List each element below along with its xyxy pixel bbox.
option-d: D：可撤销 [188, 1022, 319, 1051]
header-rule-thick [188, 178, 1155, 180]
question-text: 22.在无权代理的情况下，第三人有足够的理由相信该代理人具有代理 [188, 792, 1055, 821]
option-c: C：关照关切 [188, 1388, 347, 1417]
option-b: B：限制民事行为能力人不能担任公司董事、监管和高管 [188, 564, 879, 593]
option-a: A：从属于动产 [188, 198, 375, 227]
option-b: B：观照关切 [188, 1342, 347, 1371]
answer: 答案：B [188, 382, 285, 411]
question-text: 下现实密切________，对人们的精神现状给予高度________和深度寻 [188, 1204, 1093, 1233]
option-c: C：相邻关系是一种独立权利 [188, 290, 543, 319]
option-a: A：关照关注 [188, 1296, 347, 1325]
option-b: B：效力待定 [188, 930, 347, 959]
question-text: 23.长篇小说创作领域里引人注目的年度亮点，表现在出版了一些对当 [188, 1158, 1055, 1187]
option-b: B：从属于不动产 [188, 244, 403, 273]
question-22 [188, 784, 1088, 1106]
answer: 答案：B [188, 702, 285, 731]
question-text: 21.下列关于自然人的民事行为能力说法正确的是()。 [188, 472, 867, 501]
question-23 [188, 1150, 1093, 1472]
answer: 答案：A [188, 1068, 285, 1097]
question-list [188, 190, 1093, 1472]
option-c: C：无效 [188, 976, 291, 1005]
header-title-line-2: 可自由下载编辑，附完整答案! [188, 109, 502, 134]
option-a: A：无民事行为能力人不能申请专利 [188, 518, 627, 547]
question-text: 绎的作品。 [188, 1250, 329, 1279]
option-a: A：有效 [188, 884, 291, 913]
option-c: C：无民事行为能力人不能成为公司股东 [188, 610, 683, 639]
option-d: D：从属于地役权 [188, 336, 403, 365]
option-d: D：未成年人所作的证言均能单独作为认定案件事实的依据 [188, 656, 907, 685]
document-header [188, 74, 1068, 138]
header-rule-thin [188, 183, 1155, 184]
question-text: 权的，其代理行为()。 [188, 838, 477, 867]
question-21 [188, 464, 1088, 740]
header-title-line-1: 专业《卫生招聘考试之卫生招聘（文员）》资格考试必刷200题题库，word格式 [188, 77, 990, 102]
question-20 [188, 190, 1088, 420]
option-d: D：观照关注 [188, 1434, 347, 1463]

EXERCISE DETAILS: Copy every line of the records above, changing nothing.

SOLUTION FOR THIS EXERCISE:
List each element below along with its xyxy pixel bbox.
option-d: D：可撤销 [188, 1022, 319, 1051]
header-rule-thick [188, 178, 1155, 180]
question-text: 22.在无权代理的情况下，第三人有足够的理由相信该代理人具有代理 [188, 792, 1055, 821]
option-c: C：关照关切 [188, 1388, 347, 1417]
option-b: B：限制民事行为能力人不能担任公司董事、监管和高管 [188, 564, 879, 593]
option-a: A：从属于动产 [188, 198, 375, 227]
option-b: B：观照关切 [188, 1342, 347, 1371]
answer: 答案：B [188, 382, 285, 411]
question-text: 下现实密切________，对人们的精神现状给予高度________和深度寻 [188, 1204, 1093, 1233]
option-c: C：相邻关系是一种独立权利 [188, 290, 543, 319]
option-a: A：关照关注 [188, 1296, 347, 1325]
option-b: B：效力待定 [188, 930, 347, 959]
question-text: 23.长篇小说创作领域里引人注目的年度亮点，表现在出版了一些对当 [188, 1158, 1055, 1187]
option-b: B：从属于不动产 [188, 244, 403, 273]
question-22 [188, 784, 1088, 1106]
answer: 答案：B [188, 702, 285, 731]
question-text: 21.下列关于自然人的民事行为能力说法正确的是()。 [188, 472, 867, 501]
question-23 [188, 1150, 1093, 1472]
answer: 答案：A [188, 1068, 285, 1097]
question-list [188, 190, 1093, 1472]
option-c: C：无效 [188, 976, 291, 1005]
header-title-line-2: 可自由下载编辑，附完整答案! [188, 109, 502, 134]
option-a: A：无民事行为能力人不能申请专利 [188, 518, 627, 547]
question-text: 绎的作品。 [188, 1250, 329, 1279]
option-a: A：有效 [188, 884, 291, 913]
option-c: C：无民事行为能力人不能成为公司股东 [188, 610, 683, 639]
option-d: D：从属于地役权 [188, 336, 403, 365]
option-d: D：未成年人所作的证言均能单独作为认定案件事实的依据 [188, 656, 907, 685]
document-header [188, 74, 1068, 138]
header-rule-thin [188, 183, 1155, 184]
question-text: 权的，其代理行为()。 [188, 838, 477, 867]
question-21 [188, 464, 1088, 740]
header-title-line-1: 专业《卫生招聘考试之卫生招聘（文员）》资格考试必刷200题题库，word格式 [188, 77, 990, 102]
question-20 [188, 190, 1088, 420]
option-d: D：观照关注 [188, 1434, 347, 1463]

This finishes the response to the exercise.